GIVEN EXERCISE => Each line of the listing that contains the word "frac" is to be copied.

MATERIALS PROVIDED =>
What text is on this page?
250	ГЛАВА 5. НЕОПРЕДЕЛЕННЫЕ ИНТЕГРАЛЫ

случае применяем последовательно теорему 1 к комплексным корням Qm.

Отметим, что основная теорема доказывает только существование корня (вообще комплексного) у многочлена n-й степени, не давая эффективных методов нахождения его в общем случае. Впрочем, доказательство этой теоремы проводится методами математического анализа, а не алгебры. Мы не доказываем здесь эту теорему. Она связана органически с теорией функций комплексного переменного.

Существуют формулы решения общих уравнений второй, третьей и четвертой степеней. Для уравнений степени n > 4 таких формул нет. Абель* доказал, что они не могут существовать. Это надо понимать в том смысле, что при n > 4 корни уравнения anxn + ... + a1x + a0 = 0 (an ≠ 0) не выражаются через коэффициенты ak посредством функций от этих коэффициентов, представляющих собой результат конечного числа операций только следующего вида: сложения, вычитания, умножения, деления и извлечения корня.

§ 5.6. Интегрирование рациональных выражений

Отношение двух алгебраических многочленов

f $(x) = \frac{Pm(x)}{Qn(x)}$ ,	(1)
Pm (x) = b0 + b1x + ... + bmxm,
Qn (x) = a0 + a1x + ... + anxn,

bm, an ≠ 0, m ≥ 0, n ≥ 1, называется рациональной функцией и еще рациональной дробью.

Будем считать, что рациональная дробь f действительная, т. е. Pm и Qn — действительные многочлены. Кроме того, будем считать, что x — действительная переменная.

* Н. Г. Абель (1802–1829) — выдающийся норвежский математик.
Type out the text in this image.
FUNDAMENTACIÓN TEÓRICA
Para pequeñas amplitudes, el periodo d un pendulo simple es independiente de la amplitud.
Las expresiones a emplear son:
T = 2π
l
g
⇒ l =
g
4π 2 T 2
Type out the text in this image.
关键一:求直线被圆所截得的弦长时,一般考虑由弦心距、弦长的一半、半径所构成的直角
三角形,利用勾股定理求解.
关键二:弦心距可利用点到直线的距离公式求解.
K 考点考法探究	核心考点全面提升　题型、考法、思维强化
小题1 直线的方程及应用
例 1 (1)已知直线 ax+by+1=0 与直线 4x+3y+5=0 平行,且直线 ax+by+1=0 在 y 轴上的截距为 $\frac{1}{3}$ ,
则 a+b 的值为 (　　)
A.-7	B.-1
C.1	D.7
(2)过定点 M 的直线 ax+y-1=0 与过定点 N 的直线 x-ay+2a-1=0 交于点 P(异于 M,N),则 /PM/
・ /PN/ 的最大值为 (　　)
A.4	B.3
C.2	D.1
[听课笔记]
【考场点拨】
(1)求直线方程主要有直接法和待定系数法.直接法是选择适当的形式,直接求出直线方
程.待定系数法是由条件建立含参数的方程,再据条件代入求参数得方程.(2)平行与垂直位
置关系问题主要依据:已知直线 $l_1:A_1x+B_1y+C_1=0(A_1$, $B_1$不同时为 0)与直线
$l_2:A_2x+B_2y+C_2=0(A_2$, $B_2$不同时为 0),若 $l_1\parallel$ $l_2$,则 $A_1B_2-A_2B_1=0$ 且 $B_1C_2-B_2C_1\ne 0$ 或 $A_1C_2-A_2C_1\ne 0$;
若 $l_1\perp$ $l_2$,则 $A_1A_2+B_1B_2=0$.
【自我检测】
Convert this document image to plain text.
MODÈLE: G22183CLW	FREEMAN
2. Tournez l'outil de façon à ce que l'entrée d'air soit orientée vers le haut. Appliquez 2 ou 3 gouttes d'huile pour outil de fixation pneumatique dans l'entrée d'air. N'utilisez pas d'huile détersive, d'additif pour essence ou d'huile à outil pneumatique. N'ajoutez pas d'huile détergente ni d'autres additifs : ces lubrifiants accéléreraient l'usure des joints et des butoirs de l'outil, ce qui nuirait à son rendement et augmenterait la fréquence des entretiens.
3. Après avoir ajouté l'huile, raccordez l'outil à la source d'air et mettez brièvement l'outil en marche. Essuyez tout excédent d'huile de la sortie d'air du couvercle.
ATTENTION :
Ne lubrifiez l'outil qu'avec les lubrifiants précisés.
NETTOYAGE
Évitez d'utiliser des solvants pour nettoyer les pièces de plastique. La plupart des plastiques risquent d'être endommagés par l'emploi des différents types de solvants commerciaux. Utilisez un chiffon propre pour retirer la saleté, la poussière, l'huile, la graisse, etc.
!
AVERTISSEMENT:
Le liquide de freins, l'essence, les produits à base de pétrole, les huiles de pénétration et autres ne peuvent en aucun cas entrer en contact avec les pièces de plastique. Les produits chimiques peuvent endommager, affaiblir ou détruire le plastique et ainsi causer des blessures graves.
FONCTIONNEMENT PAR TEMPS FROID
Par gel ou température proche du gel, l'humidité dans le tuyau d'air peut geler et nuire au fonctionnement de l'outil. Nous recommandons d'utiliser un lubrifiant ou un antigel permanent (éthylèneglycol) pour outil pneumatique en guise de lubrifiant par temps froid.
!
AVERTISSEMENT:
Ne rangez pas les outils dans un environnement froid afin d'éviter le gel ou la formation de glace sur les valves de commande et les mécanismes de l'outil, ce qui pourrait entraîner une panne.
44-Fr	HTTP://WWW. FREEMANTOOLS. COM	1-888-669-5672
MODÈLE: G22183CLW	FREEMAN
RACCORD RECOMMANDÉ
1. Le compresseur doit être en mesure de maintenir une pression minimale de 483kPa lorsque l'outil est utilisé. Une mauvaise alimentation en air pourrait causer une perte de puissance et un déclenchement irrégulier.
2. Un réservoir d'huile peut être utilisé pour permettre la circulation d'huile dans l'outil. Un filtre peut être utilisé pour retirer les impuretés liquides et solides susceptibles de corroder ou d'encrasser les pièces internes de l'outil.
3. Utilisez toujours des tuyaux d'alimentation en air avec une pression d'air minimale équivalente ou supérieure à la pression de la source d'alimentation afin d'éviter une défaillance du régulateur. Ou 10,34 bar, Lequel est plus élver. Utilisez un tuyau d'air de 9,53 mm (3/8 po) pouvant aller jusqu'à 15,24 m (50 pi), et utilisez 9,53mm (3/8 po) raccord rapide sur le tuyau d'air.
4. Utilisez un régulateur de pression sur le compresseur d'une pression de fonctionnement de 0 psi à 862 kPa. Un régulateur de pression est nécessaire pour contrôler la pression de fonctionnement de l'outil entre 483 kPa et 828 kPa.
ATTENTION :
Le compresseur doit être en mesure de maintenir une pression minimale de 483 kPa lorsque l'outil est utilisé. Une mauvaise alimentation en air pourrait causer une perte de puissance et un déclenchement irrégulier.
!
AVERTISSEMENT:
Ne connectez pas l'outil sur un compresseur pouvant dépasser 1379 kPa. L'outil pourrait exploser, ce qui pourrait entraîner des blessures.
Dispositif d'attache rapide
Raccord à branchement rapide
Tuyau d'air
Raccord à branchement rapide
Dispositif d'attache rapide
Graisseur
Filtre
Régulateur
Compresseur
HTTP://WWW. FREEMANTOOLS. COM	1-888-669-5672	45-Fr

SOLUTION TO THE PROBLEM =>
f $(x) = \frac{Pm(x)}{Qn(x)}$ ,	(1)
例 1 (1)已知直线 ax+by+1=0 与直线 4x+3y+5=0 平行,且直线 ax+by+1=0 在 y 轴上的截距为 $\frac{1}{3}$ ,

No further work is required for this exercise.